BEGIN Record extracts
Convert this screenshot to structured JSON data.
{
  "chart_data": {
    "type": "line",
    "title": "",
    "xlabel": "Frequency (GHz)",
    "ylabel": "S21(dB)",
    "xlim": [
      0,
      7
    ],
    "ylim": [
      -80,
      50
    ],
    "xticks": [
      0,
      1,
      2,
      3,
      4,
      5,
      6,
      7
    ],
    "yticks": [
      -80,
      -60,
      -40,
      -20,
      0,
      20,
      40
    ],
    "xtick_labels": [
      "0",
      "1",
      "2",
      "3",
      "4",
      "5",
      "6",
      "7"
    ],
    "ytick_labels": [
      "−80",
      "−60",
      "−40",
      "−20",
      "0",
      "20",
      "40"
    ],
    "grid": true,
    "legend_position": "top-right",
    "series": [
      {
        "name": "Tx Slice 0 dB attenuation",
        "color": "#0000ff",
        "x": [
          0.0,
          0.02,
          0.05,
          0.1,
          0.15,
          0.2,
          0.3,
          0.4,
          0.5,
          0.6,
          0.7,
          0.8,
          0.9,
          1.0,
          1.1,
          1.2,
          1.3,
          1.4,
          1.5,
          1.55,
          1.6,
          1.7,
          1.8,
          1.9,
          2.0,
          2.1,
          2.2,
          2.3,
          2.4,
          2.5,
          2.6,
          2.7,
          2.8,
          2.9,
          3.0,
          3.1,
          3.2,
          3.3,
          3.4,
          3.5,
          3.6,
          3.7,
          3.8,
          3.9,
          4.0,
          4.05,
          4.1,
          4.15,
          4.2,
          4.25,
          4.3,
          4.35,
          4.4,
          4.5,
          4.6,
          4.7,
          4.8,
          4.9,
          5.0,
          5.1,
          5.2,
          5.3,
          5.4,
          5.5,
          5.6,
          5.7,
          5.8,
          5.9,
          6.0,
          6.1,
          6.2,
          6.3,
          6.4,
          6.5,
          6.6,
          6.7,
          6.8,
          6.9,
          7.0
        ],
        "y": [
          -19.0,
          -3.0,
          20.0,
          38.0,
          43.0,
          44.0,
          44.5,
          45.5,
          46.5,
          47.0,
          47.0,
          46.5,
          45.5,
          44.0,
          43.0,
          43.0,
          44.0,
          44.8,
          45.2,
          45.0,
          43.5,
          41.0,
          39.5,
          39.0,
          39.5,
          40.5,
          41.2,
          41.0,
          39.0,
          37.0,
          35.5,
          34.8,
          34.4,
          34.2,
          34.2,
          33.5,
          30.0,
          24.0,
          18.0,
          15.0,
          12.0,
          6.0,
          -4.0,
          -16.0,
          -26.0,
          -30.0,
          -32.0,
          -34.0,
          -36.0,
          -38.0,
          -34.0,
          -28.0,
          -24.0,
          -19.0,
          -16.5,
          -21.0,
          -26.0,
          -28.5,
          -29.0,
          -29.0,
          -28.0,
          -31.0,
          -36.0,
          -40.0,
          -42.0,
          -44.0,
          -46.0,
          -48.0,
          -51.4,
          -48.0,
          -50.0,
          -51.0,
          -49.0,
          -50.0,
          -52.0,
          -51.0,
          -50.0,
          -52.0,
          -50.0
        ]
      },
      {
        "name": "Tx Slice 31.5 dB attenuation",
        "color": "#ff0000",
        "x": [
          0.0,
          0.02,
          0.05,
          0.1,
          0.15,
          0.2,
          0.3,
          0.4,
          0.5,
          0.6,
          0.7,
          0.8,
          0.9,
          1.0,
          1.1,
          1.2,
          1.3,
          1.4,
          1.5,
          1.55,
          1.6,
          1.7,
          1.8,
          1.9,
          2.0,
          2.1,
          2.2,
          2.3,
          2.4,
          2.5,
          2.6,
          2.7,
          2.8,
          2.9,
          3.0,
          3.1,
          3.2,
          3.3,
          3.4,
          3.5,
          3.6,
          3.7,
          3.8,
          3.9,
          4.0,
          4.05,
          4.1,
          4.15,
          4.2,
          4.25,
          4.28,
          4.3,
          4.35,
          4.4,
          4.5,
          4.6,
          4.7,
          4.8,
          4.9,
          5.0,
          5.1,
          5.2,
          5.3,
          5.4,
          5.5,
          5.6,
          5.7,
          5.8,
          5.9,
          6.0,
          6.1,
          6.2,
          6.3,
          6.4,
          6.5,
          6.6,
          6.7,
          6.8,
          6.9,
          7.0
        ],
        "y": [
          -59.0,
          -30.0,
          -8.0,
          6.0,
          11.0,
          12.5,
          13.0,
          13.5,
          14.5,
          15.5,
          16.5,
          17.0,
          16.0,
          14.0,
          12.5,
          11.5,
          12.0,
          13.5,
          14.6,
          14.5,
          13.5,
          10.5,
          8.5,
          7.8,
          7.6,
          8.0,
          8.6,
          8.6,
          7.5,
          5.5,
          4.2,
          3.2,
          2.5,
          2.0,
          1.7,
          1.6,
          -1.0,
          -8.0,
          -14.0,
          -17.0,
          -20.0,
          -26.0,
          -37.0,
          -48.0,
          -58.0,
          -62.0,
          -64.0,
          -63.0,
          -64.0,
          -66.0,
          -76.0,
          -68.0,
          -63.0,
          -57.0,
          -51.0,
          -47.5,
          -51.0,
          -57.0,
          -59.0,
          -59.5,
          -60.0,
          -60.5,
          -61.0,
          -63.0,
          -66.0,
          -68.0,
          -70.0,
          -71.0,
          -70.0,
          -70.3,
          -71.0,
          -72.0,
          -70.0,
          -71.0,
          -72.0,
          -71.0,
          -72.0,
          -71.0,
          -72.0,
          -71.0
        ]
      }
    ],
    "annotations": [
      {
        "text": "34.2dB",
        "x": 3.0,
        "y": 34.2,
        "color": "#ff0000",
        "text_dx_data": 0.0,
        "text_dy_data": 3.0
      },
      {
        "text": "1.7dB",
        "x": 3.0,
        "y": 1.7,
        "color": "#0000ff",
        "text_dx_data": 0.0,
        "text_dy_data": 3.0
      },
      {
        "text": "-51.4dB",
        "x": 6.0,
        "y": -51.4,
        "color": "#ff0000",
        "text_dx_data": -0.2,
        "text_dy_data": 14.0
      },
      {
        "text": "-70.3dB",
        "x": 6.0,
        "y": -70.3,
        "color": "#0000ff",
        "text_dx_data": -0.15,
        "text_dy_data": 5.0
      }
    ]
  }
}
END Record extracts
Your task is to repeat the data exactly, with nothing left out.

**Task answer:**
Convert this screenshot to structured JSON data.
{
  "chart_data": {
    "type": "line",
    "title": "",
    "xlabel": "Frequency (GHz)",
    "ylabel": "S21(dB)",
    "xlim": [
      0,
      7
    ],
    "ylim": [
      -80,
      50
    ],
    "xticks": [
      0,
      1,
      2,
      3,
      4,
      5,
      6,
      7
    ],
    "yticks": [
      -80,
      -60,
      -40,
      -20,
      0,
      20,
      40
    ],
    "xtick_labels": [
      "0",
      "1",
      "2",
      "3",
      "4",
      "5",
      "6",
      "7"
    ],
    "ytick_labels": [
      "−80",
      "−60",
      "−40",
      "−20",
      "0",
      "20",
      "40"
    ],
    "grid": true,
    "legend_position": "top-right",
    "series": [
      {
        "name": "Tx Slice 0 dB attenuation",
        "color": "#0000ff",
        "x": [
          0.0,
          0.02,
          0.05,
          0.1,
          0.15,
          0.2,
          0.3,
          0.4,
          0.5,
          0.6,
          0.7,
          0.8,
          0.9,
          1.0,
          1.1,
          1.2,
          1.3,
          1.4,
          1.5,
          1.55,
          1.6,
          1.7,
          1.8,
          1.9,
          2.0,
          2.1,
          2.2,
          2.3,
          2.4,
          2.5,
          2.6,
          2.7,
          2.8,
          2.9,
          3.0,
          3.1,
          3.2,
          3.3,
          3.4,
          3.5,
          3.6,
          3.7,
          3.8,
          3.9,
          4.0,
          4.05,
          4.1,
          4.15,
          4.2,
          4.25,
          4.3,
          4.35,
          4.4,
          4.5,
          4.6,
          4.7,
          4.8,
          4.9,
          5.0,
          5.1,
          5.2,
          5.3,
          5.4,
          5.5,
          5.6,
          5.7,
          5.8,
          5.9,
          6.0,
          6.1,
          6.2,
          6.3,
          6.4,
          6.5,
          6.6,
          6.7,
          6.8,
          6.9,
          7.0
        ],
        "y": [
          -19.0,
          -3.0,
          20.0,
          38.0,
          43.0,
          44.0,
          44.5,
          45.5,
          46.5,
          47.0,
          47.0,
          46.5,
          45.5,
          44.0,
          43.0,
          43.0,
          44.0,
          44.8,
          45.2,
          45.0,
          43.5,
          41.0,
          39.5,
          39.0,
          39.5,
          40.5,
          41.2,
          41.0,
          39.0,
          37.0,
          35.5,
          34.8,
          34.4,
          34.2,
          34.2,
          33.5,
          30.0,
          24.0,
          18.0,
          15.0,
          12.0,
          6.0,
          -4.0,
          -16.0,
          -26.0,
          -30.0,
          -32.0,
          -34.0,
          -36.0,
          -38.0,
          -34.0,
          -28.0,
          -24.0,
          -19.0,
          -16.5,
          -21.0,
          -26.0,
          -28.5,
          -29.0,
          -29.0,
          -28.0,
          -31.0,
          -36.0,
          -40.0,
          -42.0,
          -44.0,
          -46.0,
          -48.0,
          -51.4,
          -48.0,
          -50.0,
          -51.0,
          -49.0,
          -50.0,
          -52.0,
          -51.0,
          -50.0,
          -52.0,
          -50.0
        ]
      },
      {
        "name": "Tx Slice 31.5 dB attenuation",
        "color": "#ff0000",
        "x": [
          0.0,
          0.02,
          0.05,
          0.1,
          0.15,
          0.2,
          0.3,
          0.4,
          0.5,
          0.6,
          0.7,
          0.8,
          0.9,
          1.0,
          1.1,
          1.2,
          1.3,
          1.4,
          1.5,
          1.55,
          1.6,
          1.7,
          1.8,
          1.9,
          2.0,
          2.1,
          2.2,
          2.3,
          2.4,
          2.5,
          2.6,
          2.7,
          2.8,
          2.9,
          3.0,
          3.1,
          3.2,
          3.3,
          3.4,
          3.5,
          3.6,
          3.7,
          3.8,
          3.9,
          4.0,
          4.05,
          4.1,
          4.15,
          4.2,
          4.25,
          4.28,
          4.3,
          4.35,
          4.4,
          4.5,
          4.6,
          4.7,
          4.8,
          4.9,
          5.0,
          5.1,
          5.2,
          5.3,
          5.4,
          5.5,
          5.6,
          5.7,
          5.8,
          5.9,
          6.0,
          6.1,
          6.2,
          6.3,
          6.4,
          6.5,
          6.6,
          6.7,
          6.8,
          6.9,
          7.0
        ],
        "y": [
          -59.0,
          -30.0,
          -8.0,
          6.0,
          11.0,
          12.5,
          13.0,
          13.5,
          14.5,
          15.5,
          16.5,
          17.0,
          16.0,
          14.0,
          12.5,
          11.5,
          12.0,
          13.5,
          14.6,
          14.5,
          13.5,
          10.5,
          8.5,
          7.8,
          7.6,
          8.0,
          8.6,
          8.6,
          7.5,
          5.5,
          4.2,
          3.2,
          2.5,
          2.0,
          1.7,
          1.6,
          -1.0,
          -8.0,
          -14.0,
          -17.0,
          -20.0,
          -26.0,
          -37.0,
          -48.0,
          -58.0,
          -62.0,
          -64.0,
          -63.0,
          -64.0,
          -66.0,
          -76.0,
          -68.0,
          -63.0,
          -57.0,
          -51.0,
          -47.5,
          -51.0,
          -57.0,
          -59.0,
          -59.5,
          -60.0,
          -60.5,
          -61.0,
          -63.0,
          -66.0,
          -68.0,
          -70.0,
          -71.0,
          -70.0,
          -70.3,
          -71.0,
          -72.0,
          -70.0,
          -71.0,
          -72.0,
          -71.0,
          -72.0,
          -71.0,
          -72.0,
          -71.0
        ]
      }
    ],
    "annotations": [
      {
        "text": "34.2dB",
        "x": 3.0,
        "y": 34.2,
        "color": "#ff0000",
        "text_dx_data": 0.0,
        "text_dy_data": 3.0
      },
      {
        "text": "1.7dB",
        "x": 3.0,
        "y": 1.7,
        "color": "#0000ff",
        "text_dx_data": 0.0,
        "text_dy_data": 3.0
      },
      {
        "text": "-51.4dB",
        "x": 6.0,
        "y": -51.4,
        "color": "#ff0000",
        "text_dx_data": -0.2,
        "text_dy_data": 14.0
      },
      {
        "text": "-70.3dB",
        "x": 6.0,
        "y": -70.3,
        "color": "#0000ff",
        "text_dx_data": -0.15,
        "text_dy_data": 5.0
      }
    ]
  }
}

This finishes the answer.